Input data:
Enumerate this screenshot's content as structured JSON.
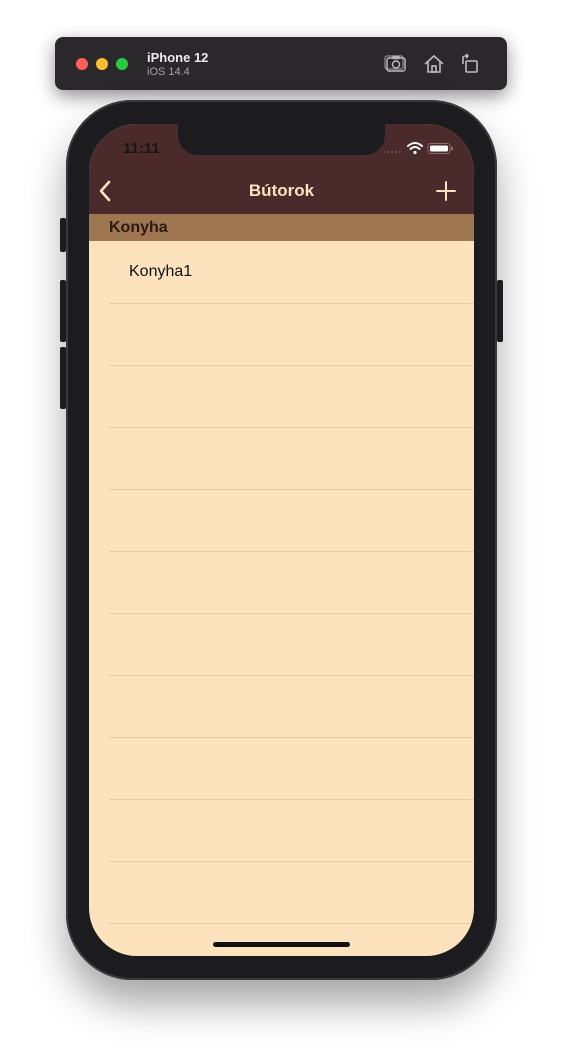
{
  "simulator": {
    "device_name": "iPhone 12",
    "os_version": "iOS 14.4",
    "toolbar_icons": [
      "screenshot-icon",
      "home-icon",
      "rotate-icon"
    ]
  },
  "status_bar": {
    "time": "11:11",
    "icons": [
      "cellular-icon",
      "wifi-icon",
      "battery-icon"
    ]
  },
  "nav": {
    "title": "Bútorok",
    "back_icon": "chevron-left-icon",
    "add_icon": "plus-icon"
  },
  "list": {
    "section_title": "Konyha",
    "items": [
      "Konyha1"
    ]
  },
  "colors": {
    "nav_bar": "#4a2a2a",
    "nav_tint": "#fce3bd",
    "section_header": "#9e7650",
    "background": "#fce3bd",
    "separator": "#e4ccaa"
  }
}
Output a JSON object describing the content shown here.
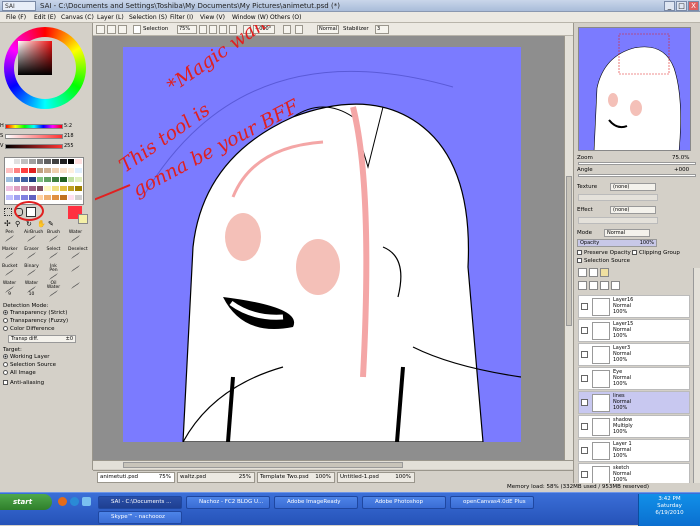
{
  "window": {
    "app_name": "SAI",
    "title": "SAI - C:\\Documents and Settings\\Toshiba\\My Documents\\My Pictures\\animetut.psd (*)",
    "buttons": [
      "_",
      "□",
      "X"
    ]
  },
  "menu": [
    "File (F)",
    "Edit (E)",
    "Canvas (C)",
    "Layer (L)",
    "Selection (S)",
    "Filter (I)",
    "View (V)",
    "Window (W)",
    "Others (O)"
  ],
  "toolbar": {
    "selection_label": "Selection",
    "zoom": "75%",
    "angle": "+000°",
    "blend_mode": "Normal",
    "stabilizer_label": "Stabilizer",
    "stabilizer_value": "3"
  },
  "color_panel": {
    "h_label": "H",
    "h_value": "5:2",
    "s_label": "S",
    "s_value": "218",
    "v_label": "V",
    "v_value": "255",
    "primary_color": "#ff3040",
    "secondary_color": "#f4f0a8",
    "swatches": [
      "#ffffff",
      "#e0e0e0",
      "#c0c0c0",
      "#a0a0a0",
      "#808080",
      "#606060",
      "#404040",
      "#202020",
      "#000000",
      "#ffe0e0",
      "#ffc0c0",
      "#ff8080",
      "#ff4040",
      "#e02020",
      "#c0a080",
      "#d0b090",
      "#f0d0b0",
      "#f8e0c8",
      "#fff0e0",
      "#e0f0ff",
      "#a0c0e0",
      "#6080c0",
      "#4060a0",
      "#204080",
      "#80c080",
      "#60a060",
      "#408040",
      "#206020",
      "#c0e0a0",
      "#e0f0c0",
      "#f0c0e0",
      "#e0a0c0",
      "#c080a0",
      "#a06080",
      "#805060",
      "#fff8c0",
      "#f0e080",
      "#e0c040",
      "#c0a020",
      "#a08000",
      "#c0c0ff",
      "#a0a0f0",
      "#8080e0",
      "#6060c0",
      "#ffd0a0",
      "#f0b070",
      "#e09040",
      "#c07020",
      "#ffe0f0",
      "#d0d0d0"
    ]
  },
  "tools": {
    "brushes": [
      {
        "name": "Pen",
        "size": ""
      },
      {
        "name": "AirBrush",
        "size": ""
      },
      {
        "name": "Brush",
        "size": ""
      },
      {
        "name": "Water",
        "size": ""
      },
      {
        "name": "Marker",
        "size": ""
      },
      {
        "name": "Eraser",
        "size": ""
      },
      {
        "name": "Select",
        "size": ""
      },
      {
        "name": "Deselect",
        "size": ""
      },
      {
        "name": "Bucket",
        "size": ""
      },
      {
        "name": "Binary",
        "size": ""
      },
      {
        "name": "Ink Pen",
        "size": ""
      },
      {
        "name": "",
        "size": ""
      },
      {
        "name": "Water",
        "size": "9"
      },
      {
        "name": "Water",
        "size": "10"
      },
      {
        "name": "Oil Water",
        "size": ""
      },
      {
        "name": "",
        "size": ""
      }
    ]
  },
  "detection": {
    "label": "Detection Mode:",
    "options": [
      "Transparency (Strict)",
      "Transparency (Fuzzy)",
      "Color Difference"
    ],
    "selected": 0,
    "transp_label": "Transp diff.",
    "transp_value": "±0",
    "target_label": "Target:",
    "targets": [
      "Working Layer",
      "Selection Source",
      "All Image"
    ],
    "target_selected": 0,
    "antialias_label": "Anti-aliasing"
  },
  "annotation": {
    "line1": "*Magic wand*",
    "line2": "This tool is",
    "line3": "gonna be your BFF"
  },
  "navigator": {
    "zoom_label": "Zoom",
    "zoom_value": "75.0%",
    "angle_label": "Angle",
    "angle_value": "+000"
  },
  "layer_props": {
    "texture_label": "Texture",
    "texture_value": "(none)",
    "effect_label": "Effect",
    "effect_value": "(none)",
    "mode_label": "Mode",
    "mode_value": "Normal",
    "opacity_label": "Opacity",
    "opacity_value": "100%",
    "preserve_opacity": "Preserve Opacity",
    "clipping_group": "Clipping Group",
    "selection_source": "Selection Source"
  },
  "layers": [
    {
      "name": "Layer16",
      "mode": "Normal",
      "opacity": "100%"
    },
    {
      "name": "Layer15",
      "mode": "Normal",
      "opacity": "100%"
    },
    {
      "name": "Layer3",
      "mode": "Normal",
      "opacity": "100%"
    },
    {
      "name": "Eye",
      "mode": "Normal",
      "opacity": "100%"
    },
    {
      "name": "lines",
      "mode": "Normal",
      "opacity": "100%"
    },
    {
      "name": "shadow",
      "mode": "Multiply",
      "opacity": "100%"
    },
    {
      "name": "Layer 1",
      "mode": "Normal",
      "opacity": "100%"
    },
    {
      "name": "sketch",
      "mode": "Normal",
      "opacity": "100%"
    }
  ],
  "doc_tabs": [
    {
      "name": "animetuti.psd",
      "pct": "75%"
    },
    {
      "name": "waltz.psd",
      "pct": "25%"
    },
    {
      "name": "Template Two.psd",
      "pct": "100%"
    },
    {
      "name": "Untitled-1.psd",
      "pct": "100%"
    }
  ],
  "status": "Memory load: 58% (332MB used / 953MB reserved)",
  "taskbar": {
    "start": "start",
    "tasks": [
      "SAI - C:\\Documents ...",
      "Nachoz - FC2 BLOG U...",
      "Adobe ImageReady",
      "Adobe Photoshop",
      "openCanvas4.0dE Plus"
    ],
    "tasks_row2": [
      "Skype™ - nachoooz"
    ],
    "time": "3:42 PM",
    "day": "Saturday",
    "date": "6/19/2010"
  }
}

Goal: Transcribe the whole listing exactly. Pictures stay out of your copy.

Written response:
Enumerate this screenshot's content as structured JSON.
{
  "simulator": {
    "device_name": "iPhone 12",
    "os_version": "iOS 14.4",
    "toolbar_icons": [
      "screenshot-icon",
      "home-icon",
      "rotate-icon"
    ]
  },
  "status_bar": {
    "time": "11:11",
    "icons": [
      "cellular-icon",
      "wifi-icon",
      "battery-icon"
    ]
  },
  "nav": {
    "title": "Bútorok",
    "back_icon": "chevron-left-icon",
    "add_icon": "plus-icon"
  },
  "list": {
    "section_title": "Konyha",
    "items": [
      "Konyha1"
    ]
  },
  "colors": {
    "nav_bar": "#4a2a2a",
    "nav_tint": "#fce3bd",
    "section_header": "#9e7650",
    "background": "#fce3bd",
    "separator": "#e4ccaa"
  }
}
Output a JSON object describing the content shown here.
{
  "window": {
    "app_name": "SAI",
    "title": "SAI - C:\\Documents and Settings\\Toshiba\\My Documents\\My Pictures\\animetut.psd (*)",
    "buttons": [
      "_",
      "□",
      "X"
    ]
  },
  "menu": [
    "File (F)",
    "Edit (E)",
    "Canvas (C)",
    "Layer (L)",
    "Selection (S)",
    "Filter (I)",
    "View (V)",
    "Window (W)",
    "Others (O)"
  ],
  "toolbar": {
    "selection_label": "Selection",
    "zoom": "75%",
    "angle": "+000°",
    "blend_mode": "Normal",
    "stabilizer_label": "Stabilizer",
    "stabilizer_value": "3"
  },
  "color_panel": {
    "h_label": "H",
    "h_value": "5:2",
    "s_label": "S",
    "s_value": "218",
    "v_label": "V",
    "v_value": "255",
    "primary_color": "#ff3040",
    "secondary_color": "#f4f0a8",
    "swatches": [
      "#ffffff",
      "#e0e0e0",
      "#c0c0c0",
      "#a0a0a0",
      "#808080",
      "#606060",
      "#404040",
      "#202020",
      "#000000",
      "#ffe0e0",
      "#ffc0c0",
      "#ff8080",
      "#ff4040",
      "#e02020",
      "#c0a080",
      "#d0b090",
      "#f0d0b0",
      "#f8e0c8",
      "#fff0e0",
      "#e0f0ff",
      "#a0c0e0",
      "#6080c0",
      "#4060a0",
      "#204080",
      "#80c080",
      "#60a060",
      "#408040",
      "#206020",
      "#c0e0a0",
      "#e0f0c0",
      "#f0c0e0",
      "#e0a0c0",
      "#c080a0",
      "#a06080",
      "#805060",
      "#fff8c0",
      "#f0e080",
      "#e0c040",
      "#c0a020",
      "#a08000",
      "#c0c0ff",
      "#a0a0f0",
      "#8080e0",
      "#6060c0",
      "#ffd0a0",
      "#f0b070",
      "#e09040",
      "#c07020",
      "#ffe0f0",
      "#d0d0d0"
    ]
  },
  "tools": {
    "brushes": [
      {
        "name": "Pen",
        "size": ""
      },
      {
        "name": "AirBrush",
        "size": ""
      },
      {
        "name": "Brush",
        "size": ""
      },
      {
        "name": "Water",
        "size": ""
      },
      {
        "name": "Marker",
        "size": ""
      },
      {
        "name": "Eraser",
        "size": ""
      },
      {
        "name": "Select",
        "size": ""
      },
      {
        "name": "Deselect",
        "size": ""
      },
      {
        "name": "Bucket",
        "size": ""
      },
      {
        "name": "Binary",
        "size": ""
      },
      {
        "name": "Ink Pen",
        "size": ""
      },
      {
        "name": "",
        "size": ""
      },
      {
        "name": "Water",
        "size": "9"
      },
      {
        "name": "Water",
        "size": "10"
      },
      {
        "name": "Oil Water",
        "size": ""
      },
      {
        "name": "",
        "size": ""
      }
    ]
  },
  "detection": {
    "label": "Detection Mode:",
    "options": [
      "Transparency (Strict)",
      "Transparency (Fuzzy)",
      "Color Difference"
    ],
    "selected": 0,
    "transp_label": "Transp diff.",
    "transp_value": "±0",
    "target_label": "Target:",
    "targets": [
      "Working Layer",
      "Selection Source",
      "All Image"
    ],
    "target_selected": 0,
    "antialias_label": "Anti-aliasing"
  },
  "annotation": {
    "line1": "*Magic wand*",
    "line2": "This tool is",
    "line3": "gonna be your BFF"
  },
  "navigator": {
    "zoom_label": "Zoom",
    "zoom_value": "75.0%",
    "angle_label": "Angle",
    "angle_value": "+000"
  },
  "layer_props": {
    "texture_label": "Texture",
    "texture_value": "(none)",
    "effect_label": "Effect",
    "effect_value": "(none)",
    "mode_label": "Mode",
    "mode_value": "Normal",
    "opacity_label": "Opacity",
    "opacity_value": "100%",
    "preserve_opacity": "Preserve Opacity",
    "clipping_group": "Clipping Group",
    "selection_source": "Selection Source"
  },
  "layers": [
    {
      "name": "Layer16",
      "mode": "Normal",
      "opacity": "100%"
    },
    {
      "name": "Layer15",
      "mode": "Normal",
      "opacity": "100%"
    },
    {
      "name": "Layer3",
      "mode": "Normal",
      "opacity": "100%"
    },
    {
      "name": "Eye",
      "mode": "Normal",
      "opacity": "100%"
    },
    {
      "name": "lines",
      "mode": "Normal",
      "opacity": "100%"
    },
    {
      "name": "shadow",
      "mode": "Multiply",
      "opacity": "100%"
    },
    {
      "name": "Layer 1",
      "mode": "Normal",
      "opacity": "100%"
    },
    {
      "name": "sketch",
      "mode": "Normal",
      "opacity": "100%"
    }
  ],
  "doc_tabs": [
    {
      "name": "animetuti.psd",
      "pct": "75%"
    },
    {
      "name": "waltz.psd",
      "pct": "25%"
    },
    {
      "name": "Template Two.psd",
      "pct": "100%"
    },
    {
      "name": "Untitled-1.psd",
      "pct": "100%"
    }
  ],
  "status": "Memory load: 58% (332MB used / 953MB reserved)",
  "taskbar": {
    "start": "start",
    "tasks": [
      "SAI - C:\\Documents ...",
      "Nachoz - FC2 BLOG U...",
      "Adobe ImageReady",
      "Adobe Photoshop",
      "openCanvas4.0dE Plus"
    ],
    "tasks_row2": [
      "Skype™ - nachoooz"
    ],
    "time": "3:42 PM",
    "day": "Saturday",
    "date": "6/19/2010"
  }
}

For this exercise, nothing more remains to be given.